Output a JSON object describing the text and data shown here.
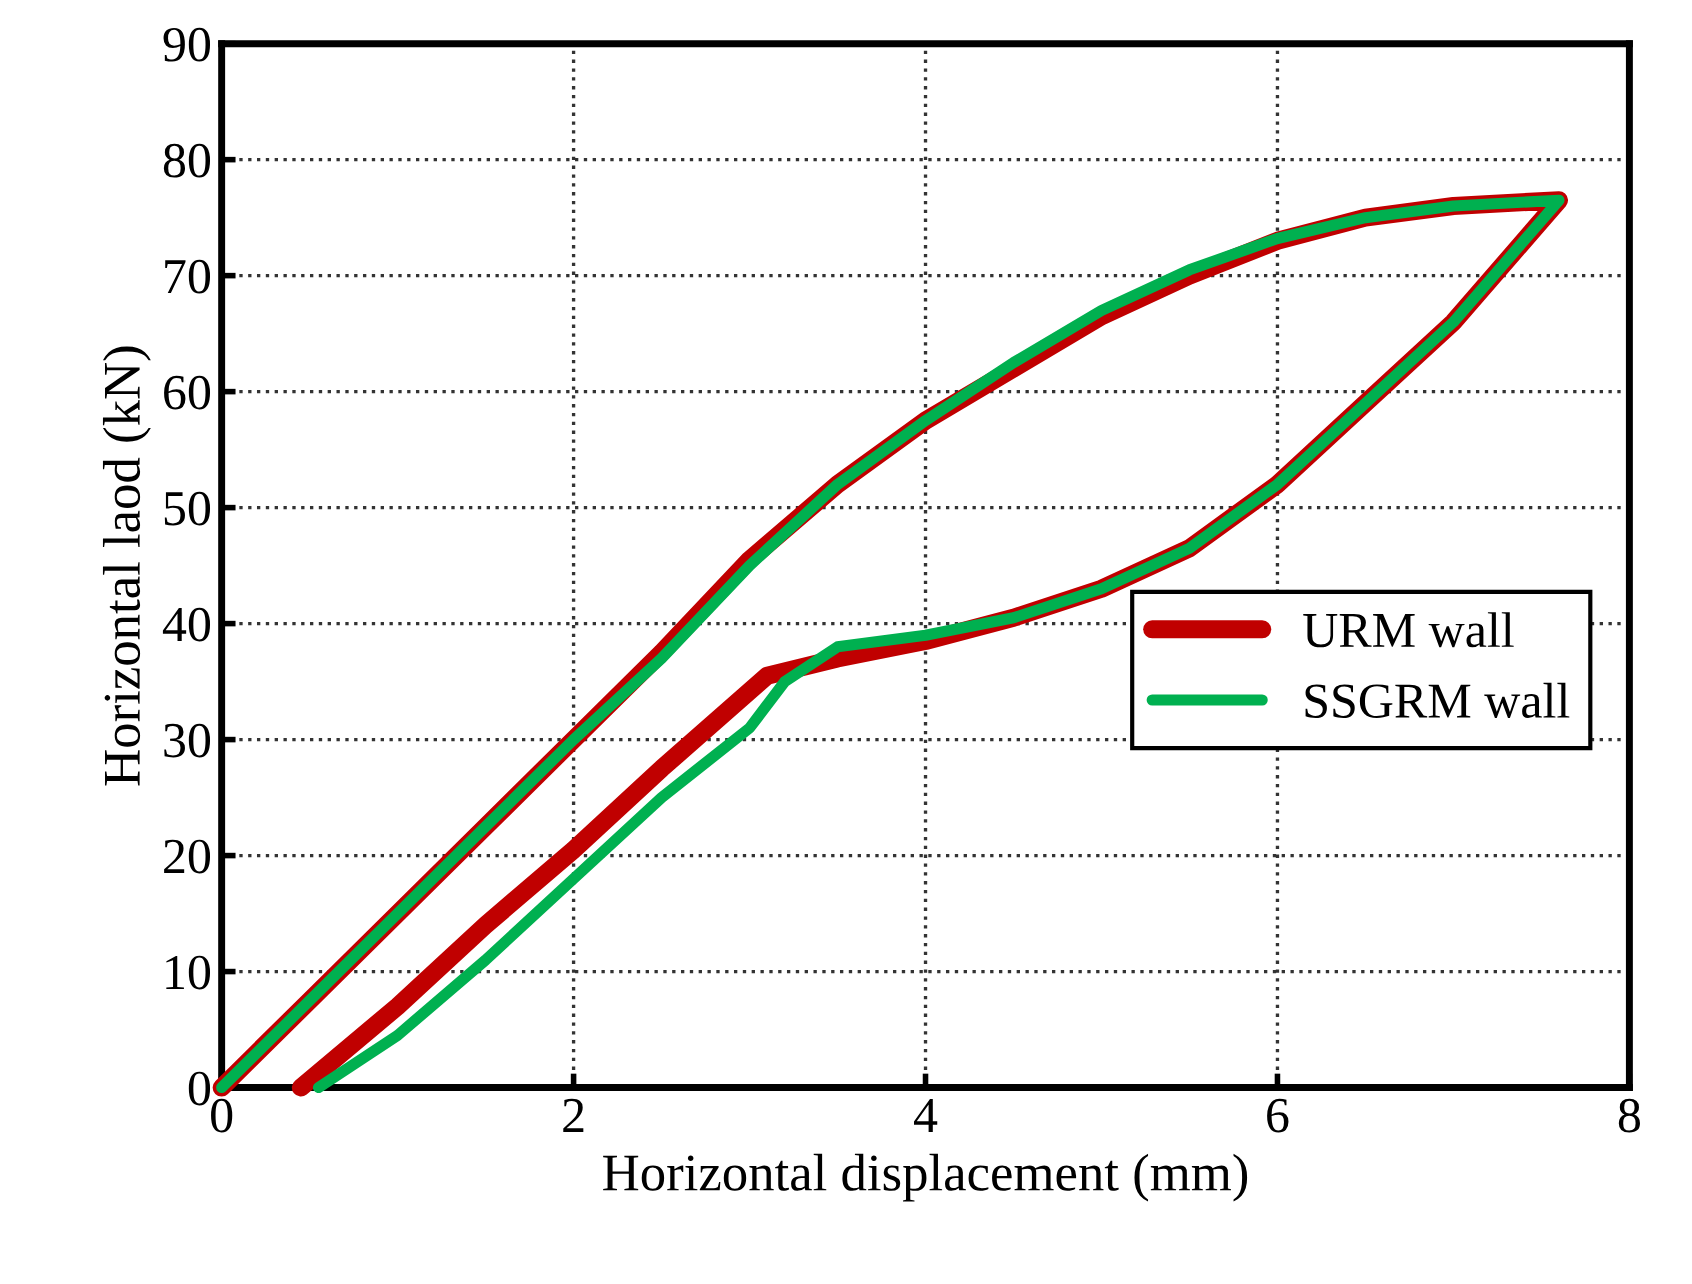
{
  "chart_data": {
    "type": "line",
    "xlabel": "Horizontal displacement (mm)",
    "ylabel": "Horizontal laod (kN)",
    "xlim": [
      0,
      8
    ],
    "xticks": [
      0,
      2,
      4,
      6,
      8
    ],
    "ylim": [
      0,
      90
    ],
    "yticks": [
      0,
      10,
      20,
      30,
      40,
      50,
      60,
      70,
      80,
      90
    ],
    "grid": true,
    "legend": "right",
    "line_style": "solid",
    "marker": "none",
    "series": [
      {
        "name": "URM wall",
        "color": "#c00000",
        "x": [
          0,
          0.5,
          1,
          1.5,
          2,
          2.5,
          3,
          3.5,
          4,
          4.5,
          5,
          5.5,
          6,
          6.5,
          7,
          7.6,
          7,
          6.5,
          6,
          5.5,
          5,
          4.5,
          4,
          3.5,
          3.1,
          2.5,
          2,
          1.5,
          1,
          0.45
        ],
        "values": [
          0,
          7.5,
          15,
          22.5,
          30,
          37.5,
          45.5,
          52,
          57.5,
          62,
          66.5,
          70,
          73,
          75,
          76,
          76.5,
          66,
          59,
          52,
          46.5,
          43,
          40.5,
          38.5,
          37,
          35.5,
          27.5,
          20.5,
          14,
          7,
          0
        ]
      },
      {
        "name": "SSGRM wall",
        "color": "#00b050",
        "x": [
          0,
          0.5,
          1,
          1.5,
          2,
          2.5,
          3,
          3.5,
          4,
          4.5,
          5,
          5.5,
          6,
          6.5,
          7,
          7.6,
          7,
          6.5,
          6,
          5.5,
          5,
          4.5,
          4,
          3.5,
          3.2,
          3,
          2.5,
          2,
          1.5,
          1,
          0.55
        ],
        "values": [
          0,
          7.5,
          15,
          22.5,
          30,
          37,
          45,
          52,
          57.5,
          62.5,
          67,
          70.5,
          73.2,
          75,
          76,
          76.5,
          66,
          59,
          52,
          46.5,
          43,
          40.5,
          39,
          38,
          35,
          31,
          25,
          18,
          11,
          4.5,
          0
        ]
      }
    ]
  }
}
┄┄┄┄┄┄┄┄┄┄
Transcribe all the data word for word; the images stay out.

Solution for this problem —
Output a JSON object describing the text and data shown here.
{
  "chart_data": {
    "type": "line",
    "xlabel": "Horizontal displacement (mm)",
    "ylabel": "Horizontal laod (kN)",
    "xlim": [
      0,
      8
    ],
    "xticks": [
      0,
      2,
      4,
      6,
      8
    ],
    "ylim": [
      0,
      90
    ],
    "yticks": [
      0,
      10,
      20,
      30,
      40,
      50,
      60,
      70,
      80,
      90
    ],
    "grid": true,
    "legend": "right",
    "line_style": "solid",
    "marker": "none",
    "series": [
      {
        "name": "URM wall",
        "color": "#c00000",
        "x": [
          0,
          0.5,
          1,
          1.5,
          2,
          2.5,
          3,
          3.5,
          4,
          4.5,
          5,
          5.5,
          6,
          6.5,
          7,
          7.6,
          7,
          6.5,
          6,
          5.5,
          5,
          4.5,
          4,
          3.5,
          3.1,
          2.5,
          2,
          1.5,
          1,
          0.45
        ],
        "values": [
          0,
          7.5,
          15,
          22.5,
          30,
          37.5,
          45.5,
          52,
          57.5,
          62,
          66.5,
          70,
          73,
          75,
          76,
          76.5,
          66,
          59,
          52,
          46.5,
          43,
          40.5,
          38.5,
          37,
          35.5,
          27.5,
          20.5,
          14,
          7,
          0
        ]
      },
      {
        "name": "SSGRM wall",
        "color": "#00b050",
        "x": [
          0,
          0.5,
          1,
          1.5,
          2,
          2.5,
          3,
          3.5,
          4,
          4.5,
          5,
          5.5,
          6,
          6.5,
          7,
          7.6,
          7,
          6.5,
          6,
          5.5,
          5,
          4.5,
          4,
          3.5,
          3.2,
          3,
          2.5,
          2,
          1.5,
          1,
          0.55
        ],
        "values": [
          0,
          7.5,
          15,
          22.5,
          30,
          37,
          45,
          52,
          57.5,
          62.5,
          67,
          70.5,
          73.2,
          75,
          76,
          76.5,
          66,
          59,
          52,
          46.5,
          43,
          40.5,
          39,
          38,
          35,
          31,
          25,
          18,
          11,
          4.5,
          0
        ]
      }
    ]
  }
}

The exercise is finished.